Give every line back verbatim, dropping all images.

(Records from a dataset)
▬▬▬▬▬▬▬▬▬▬

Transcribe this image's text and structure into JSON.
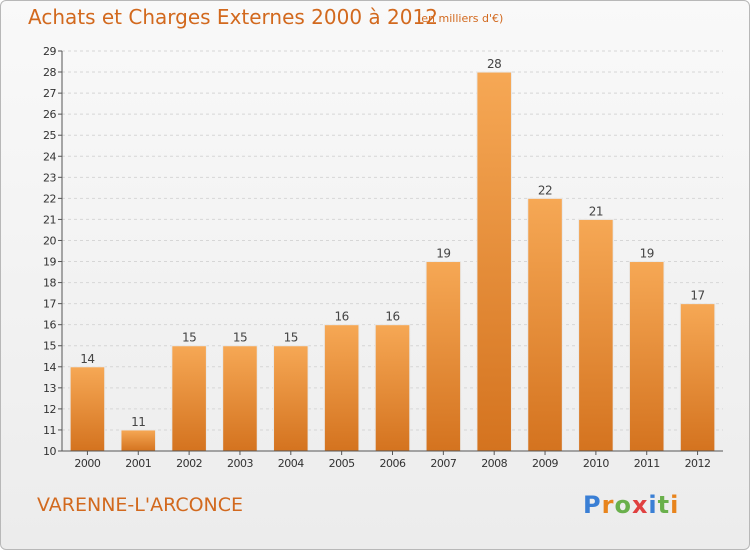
{
  "header": {
    "title": "Achats et Charges Externes 2000 à 2012",
    "subtitle": "(en milliers d'€)"
  },
  "footer": {
    "commune": "VARENNE-L'ARCONCE",
    "logo": "Proxiti"
  },
  "colors": {
    "bar_light": "#f6a855",
    "bar_dark": "#d4731f",
    "text_accent": "#d2691e",
    "logo_letters": [
      "#3a7fd5",
      "#e8841c",
      "#6ab04c",
      "#e04040",
      "#3a7fd5",
      "#6ab04c",
      "#e8841c"
    ]
  },
  "chart_data": {
    "type": "bar",
    "categories": [
      "2000",
      "2001",
      "2002",
      "2003",
      "2004",
      "2005",
      "2006",
      "2007",
      "2008",
      "2009",
      "2010",
      "2011",
      "2012"
    ],
    "values": [
      14,
      11,
      15,
      15,
      15,
      16,
      16,
      19,
      28,
      22,
      21,
      19,
      17
    ],
    "title": "Achats et Charges Externes 2000 à 2012",
    "ylim": [
      10,
      29
    ],
    "yticks": [
      10,
      11,
      12,
      13,
      14,
      15,
      16,
      17,
      18,
      19,
      20,
      21,
      22,
      23,
      24,
      25,
      26,
      27,
      28,
      29
    ],
    "grid": "horizontal-dashed",
    "data_labels": true
  }
}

▬▬▬▬▬▬▬▬▬▬

Solution for this problem →
Transcribe this image's text and structure into JSON.
{
  "header": {
    "title": "Achats et Charges Externes 2000 à 2012",
    "subtitle": "(en milliers d'€)"
  },
  "footer": {
    "commune": "VARENNE-L'ARCONCE",
    "logo": "Proxiti"
  },
  "colors": {
    "bar_light": "#f6a855",
    "bar_dark": "#d4731f",
    "text_accent": "#d2691e",
    "logo_letters": [
      "#3a7fd5",
      "#e8841c",
      "#6ab04c",
      "#e04040",
      "#3a7fd5",
      "#6ab04c",
      "#e8841c"
    ]
  },
  "chart_data": {
    "type": "bar",
    "categories": [
      "2000",
      "2001",
      "2002",
      "2003",
      "2004",
      "2005",
      "2006",
      "2007",
      "2008",
      "2009",
      "2010",
      "2011",
      "2012"
    ],
    "values": [
      14,
      11,
      15,
      15,
      15,
      16,
      16,
      19,
      28,
      22,
      21,
      19,
      17
    ],
    "title": "Achats et Charges Externes 2000 à 2012",
    "ylim": [
      10,
      29
    ],
    "yticks": [
      10,
      11,
      12,
      13,
      14,
      15,
      16,
      17,
      18,
      19,
      20,
      21,
      22,
      23,
      24,
      25,
      26,
      27,
      28,
      29
    ],
    "grid": "horizontal-dashed",
    "data_labels": true
  }
}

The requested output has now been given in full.